(begin)

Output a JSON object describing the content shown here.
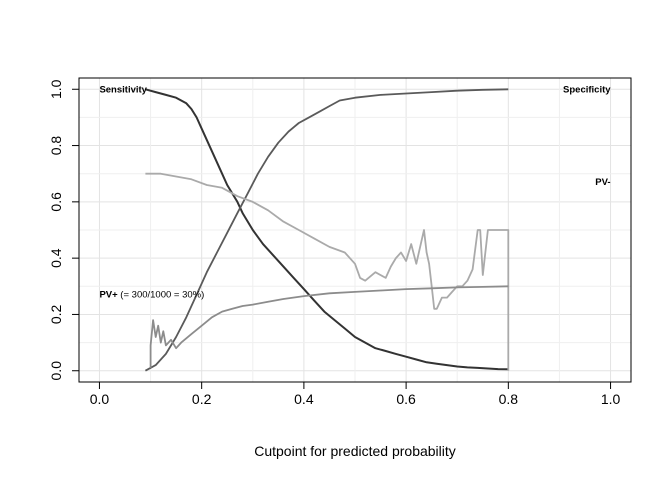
{
  "chart_data": {
    "type": "line",
    "title": "",
    "xlabel": "Cutpoint for predicted probability",
    "ylabel": "",
    "xlim": [
      -0.04,
      1.04
    ],
    "ylim": [
      -0.04,
      1.04
    ],
    "grid": true,
    "x_ticks": [
      "0.0",
      "0.2",
      "0.4",
      "0.6",
      "0.8",
      "1.0"
    ],
    "y_ticks": [
      "0.0",
      "0.2",
      "0.4",
      "0.6",
      "0.8",
      "1.0"
    ],
    "annotations": [
      {
        "text_bold": "Sensitivity",
        "text_rest": "",
        "x": 0.0,
        "y": 1.0,
        "anchor": "start"
      },
      {
        "text_bold": "Specificity",
        "text_rest": "",
        "x": 1.0,
        "y": 1.0,
        "anchor": "end"
      },
      {
        "text_bold": "PV-",
        "text_rest": "",
        "x": 1.0,
        "y": 0.67,
        "anchor": "end"
      },
      {
        "text_bold": "PV+",
        "text_rest": " (= 300/1000 =  30%)",
        "x": 0.0,
        "y": 0.27,
        "anchor": "start"
      }
    ],
    "series": [
      {
        "key": "sensitivity",
        "color": "#333333",
        "width": 2.0,
        "x": [
          0.09,
          0.11,
          0.13,
          0.15,
          0.17,
          0.18,
          0.19,
          0.2,
          0.21,
          0.22,
          0.23,
          0.24,
          0.25,
          0.27,
          0.28,
          0.3,
          0.32,
          0.34,
          0.36,
          0.38,
          0.4,
          0.42,
          0.44,
          0.46,
          0.48,
          0.5,
          0.52,
          0.54,
          0.56,
          0.58,
          0.6,
          0.62,
          0.64,
          0.66,
          0.68,
          0.7,
          0.72,
          0.74,
          0.76,
          0.78,
          0.8
        ],
        "y": [
          1.0,
          0.99,
          0.98,
          0.97,
          0.95,
          0.93,
          0.9,
          0.86,
          0.82,
          0.78,
          0.74,
          0.7,
          0.66,
          0.6,
          0.56,
          0.5,
          0.45,
          0.41,
          0.37,
          0.33,
          0.29,
          0.25,
          0.21,
          0.18,
          0.15,
          0.12,
          0.1,
          0.08,
          0.07,
          0.06,
          0.05,
          0.04,
          0.03,
          0.025,
          0.02,
          0.015,
          0.012,
          0.01,
          0.008,
          0.006,
          0.005
        ]
      },
      {
        "key": "specificity",
        "color": "#5a5a5a",
        "width": 1.8,
        "x": [
          0.09,
          0.11,
          0.13,
          0.15,
          0.17,
          0.19,
          0.21,
          0.23,
          0.25,
          0.27,
          0.29,
          0.31,
          0.33,
          0.35,
          0.37,
          0.39,
          0.41,
          0.43,
          0.45,
          0.47,
          0.5,
          0.55,
          0.6,
          0.65,
          0.7,
          0.75,
          0.8
        ],
        "y": [
          0.0,
          0.02,
          0.06,
          0.12,
          0.19,
          0.27,
          0.35,
          0.42,
          0.49,
          0.56,
          0.63,
          0.7,
          0.76,
          0.81,
          0.85,
          0.88,
          0.9,
          0.92,
          0.94,
          0.96,
          0.97,
          0.98,
          0.985,
          0.99,
          0.995,
          0.998,
          1.0
        ]
      },
      {
        "key": "pv_minus",
        "color": "#aaaaaa",
        "width": 1.8,
        "x": [
          0.09,
          0.12,
          0.15,
          0.18,
          0.21,
          0.24,
          0.27,
          0.3,
          0.33,
          0.36,
          0.39,
          0.42,
          0.45,
          0.48,
          0.5,
          0.51,
          0.52,
          0.54,
          0.56,
          0.57,
          0.58,
          0.59,
          0.6,
          0.61,
          0.62,
          0.63,
          0.635,
          0.64,
          0.645,
          0.65,
          0.655,
          0.66,
          0.67,
          0.68,
          0.69,
          0.7,
          0.71,
          0.72,
          0.73,
          0.74,
          0.745,
          0.75,
          0.76,
          0.77,
          0.78,
          0.79,
          0.8,
          0.8
        ],
        "y": [
          0.7,
          0.7,
          0.69,
          0.68,
          0.66,
          0.65,
          0.62,
          0.6,
          0.57,
          0.53,
          0.5,
          0.47,
          0.44,
          0.42,
          0.38,
          0.33,
          0.32,
          0.35,
          0.33,
          0.37,
          0.4,
          0.42,
          0.39,
          0.45,
          0.38,
          0.46,
          0.5,
          0.42,
          0.38,
          0.3,
          0.22,
          0.22,
          0.26,
          0.26,
          0.28,
          0.3,
          0.3,
          0.32,
          0.36,
          0.5,
          0.5,
          0.34,
          0.5,
          0.5,
          0.5,
          0.5,
          0.5,
          0.0
        ]
      },
      {
        "key": "pv_plus",
        "color": "#8c8c8c",
        "width": 1.8,
        "x": [
          0.1,
          0.1,
          0.105,
          0.11,
          0.115,
          0.12,
          0.125,
          0.13,
          0.14,
          0.15,
          0.16,
          0.18,
          0.2,
          0.22,
          0.24,
          0.26,
          0.28,
          0.3,
          0.33,
          0.36,
          0.4,
          0.45,
          0.5,
          0.55,
          0.6,
          0.65,
          0.7,
          0.75,
          0.8
        ],
        "y": [
          0.01,
          0.09,
          0.18,
          0.12,
          0.16,
          0.1,
          0.14,
          0.09,
          0.11,
          0.08,
          0.1,
          0.13,
          0.16,
          0.19,
          0.21,
          0.22,
          0.23,
          0.235,
          0.245,
          0.255,
          0.265,
          0.275,
          0.28,
          0.285,
          0.29,
          0.293,
          0.296,
          0.298,
          0.3
        ]
      }
    ]
  }
}
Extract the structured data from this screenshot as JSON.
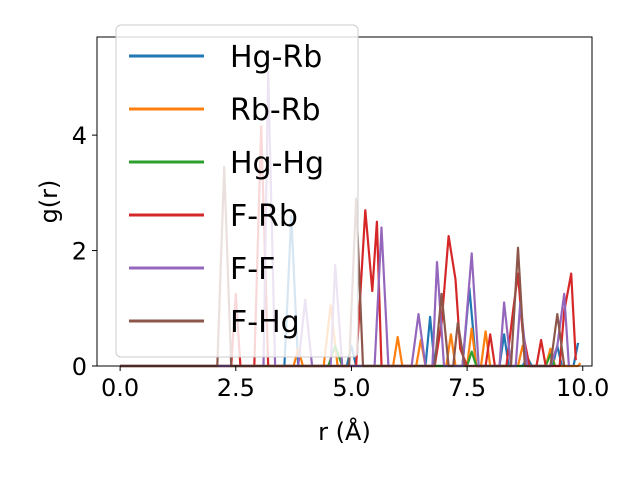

(end)

● Directions:
Will you set down the records word for word while leaving out every picture?

● Exercise solution:
Output a JSON object describing the content shown here.
{
  "chart_data": {
    "type": "line",
    "title": "",
    "xlabel": "Cutpoint for predicted probability",
    "ylabel": "",
    "xlim": [
      -0.04,
      1.04
    ],
    "ylim": [
      -0.04,
      1.04
    ],
    "grid": true,
    "x_ticks": [
      "0.0",
      "0.2",
      "0.4",
      "0.6",
      "0.8",
      "1.0"
    ],
    "y_ticks": [
      "0.0",
      "0.2",
      "0.4",
      "0.6",
      "0.8",
      "1.0"
    ],
    "annotations": [
      {
        "text_bold": "Sensitivity",
        "text_rest": "",
        "x": 0.0,
        "y": 1.0,
        "anchor": "start"
      },
      {
        "text_bold": "Specificity",
        "text_rest": "",
        "x": 1.0,
        "y": 1.0,
        "anchor": "end"
      },
      {
        "text_bold": "PV-",
        "text_rest": "",
        "x": 1.0,
        "y": 0.67,
        "anchor": "end"
      },
      {
        "text_bold": "PV+",
        "text_rest": " (= 300/1000 =  30%)",
        "x": 0.0,
        "y": 0.27,
        "anchor": "start"
      }
    ],
    "series": [
      {
        "key": "sensitivity",
        "color": "#333333",
        "width": 2.0,
        "x": [
          0.09,
          0.11,
          0.13,
          0.15,
          0.17,
          0.18,
          0.19,
          0.2,
          0.21,
          0.22,
          0.23,
          0.24,
          0.25,
          0.27,
          0.28,
          0.3,
          0.32,
          0.34,
          0.36,
          0.38,
          0.4,
          0.42,
          0.44,
          0.46,
          0.48,
          0.5,
          0.52,
          0.54,
          0.56,
          0.58,
          0.6,
          0.62,
          0.64,
          0.66,
          0.68,
          0.7,
          0.72,
          0.74,
          0.76,
          0.78,
          0.8
        ],
        "y": [
          1.0,
          0.99,
          0.98,
          0.97,
          0.95,
          0.93,
          0.9,
          0.86,
          0.82,
          0.78,
          0.74,
          0.7,
          0.66,
          0.6,
          0.56,
          0.5,
          0.45,
          0.41,
          0.37,
          0.33,
          0.29,
          0.25,
          0.21,
          0.18,
          0.15,
          0.12,
          0.1,
          0.08,
          0.07,
          0.06,
          0.05,
          0.04,
          0.03,
          0.025,
          0.02,
          0.015,
          0.012,
          0.01,
          0.008,
          0.006,
          0.005
        ]
      },
      {
        "key": "specificity",
        "color": "#5a5a5a",
        "width": 1.8,
        "x": [
          0.09,
          0.11,
          0.13,
          0.15,
          0.17,
          0.19,
          0.21,
          0.23,
          0.25,
          0.27,
          0.29,
          0.31,
          0.33,
          0.35,
          0.37,
          0.39,
          0.41,
          0.43,
          0.45,
          0.47,
          0.5,
          0.55,
          0.6,
          0.65,
          0.7,
          0.75,
          0.8
        ],
        "y": [
          0.0,
          0.02,
          0.06,
          0.12,
          0.19,
          0.27,
          0.35,
          0.42,
          0.49,
          0.56,
          0.63,
          0.7,
          0.76,
          0.81,
          0.85,
          0.88,
          0.9,
          0.92,
          0.94,
          0.96,
          0.97,
          0.98,
          0.985,
          0.99,
          0.995,
          0.998,
          1.0
        ]
      },
      {
        "key": "pv_minus",
        "color": "#aaaaaa",
        "width": 1.8,
        "x": [
          0.09,
          0.12,
          0.15,
          0.18,
          0.21,
          0.24,
          0.27,
          0.3,
          0.33,
          0.36,
          0.39,
          0.42,
          0.45,
          0.48,
          0.5,
          0.51,
          0.52,
          0.54,
          0.56,
          0.57,
          0.58,
          0.59,
          0.6,
          0.61,
          0.62,
          0.63,
          0.635,
          0.64,
          0.645,
          0.65,
          0.655,
          0.66,
          0.67,
          0.68,
          0.69,
          0.7,
          0.71,
          0.72,
          0.73,
          0.74,
          0.745,
          0.75,
          0.76,
          0.77,
          0.78,
          0.79,
          0.8,
          0.8
        ],
        "y": [
          0.7,
          0.7,
          0.69,
          0.68,
          0.66,
          0.65,
          0.62,
          0.6,
          0.57,
          0.53,
          0.5,
          0.47,
          0.44,
          0.42,
          0.38,
          0.33,
          0.32,
          0.35,
          0.33,
          0.37,
          0.4,
          0.42,
          0.39,
          0.45,
          0.38,
          0.46,
          0.5,
          0.42,
          0.38,
          0.3,
          0.22,
          0.22,
          0.26,
          0.26,
          0.28,
          0.3,
          0.3,
          0.32,
          0.36,
          0.5,
          0.5,
          0.34,
          0.5,
          0.5,
          0.5,
          0.5,
          0.5,
          0.0
        ]
      },
      {
        "key": "pv_plus",
        "color": "#8c8c8c",
        "width": 1.8,
        "x": [
          0.1,
          0.1,
          0.105,
          0.11,
          0.115,
          0.12,
          0.125,
          0.13,
          0.14,
          0.15,
          0.16,
          0.18,
          0.2,
          0.22,
          0.24,
          0.26,
          0.28,
          0.3,
          0.33,
          0.36,
          0.4,
          0.45,
          0.5,
          0.55,
          0.6,
          0.65,
          0.7,
          0.75,
          0.8
        ],
        "y": [
          0.01,
          0.09,
          0.18,
          0.12,
          0.16,
          0.1,
          0.14,
          0.09,
          0.11,
          0.08,
          0.1,
          0.13,
          0.16,
          0.19,
          0.21,
          0.22,
          0.23,
          0.235,
          0.245,
          0.255,
          0.265,
          0.275,
          0.28,
          0.285,
          0.29,
          0.293,
          0.296,
          0.298,
          0.3
        ]
      }
    ]
  }
}
Extract the structured data from this screenshot as JSON.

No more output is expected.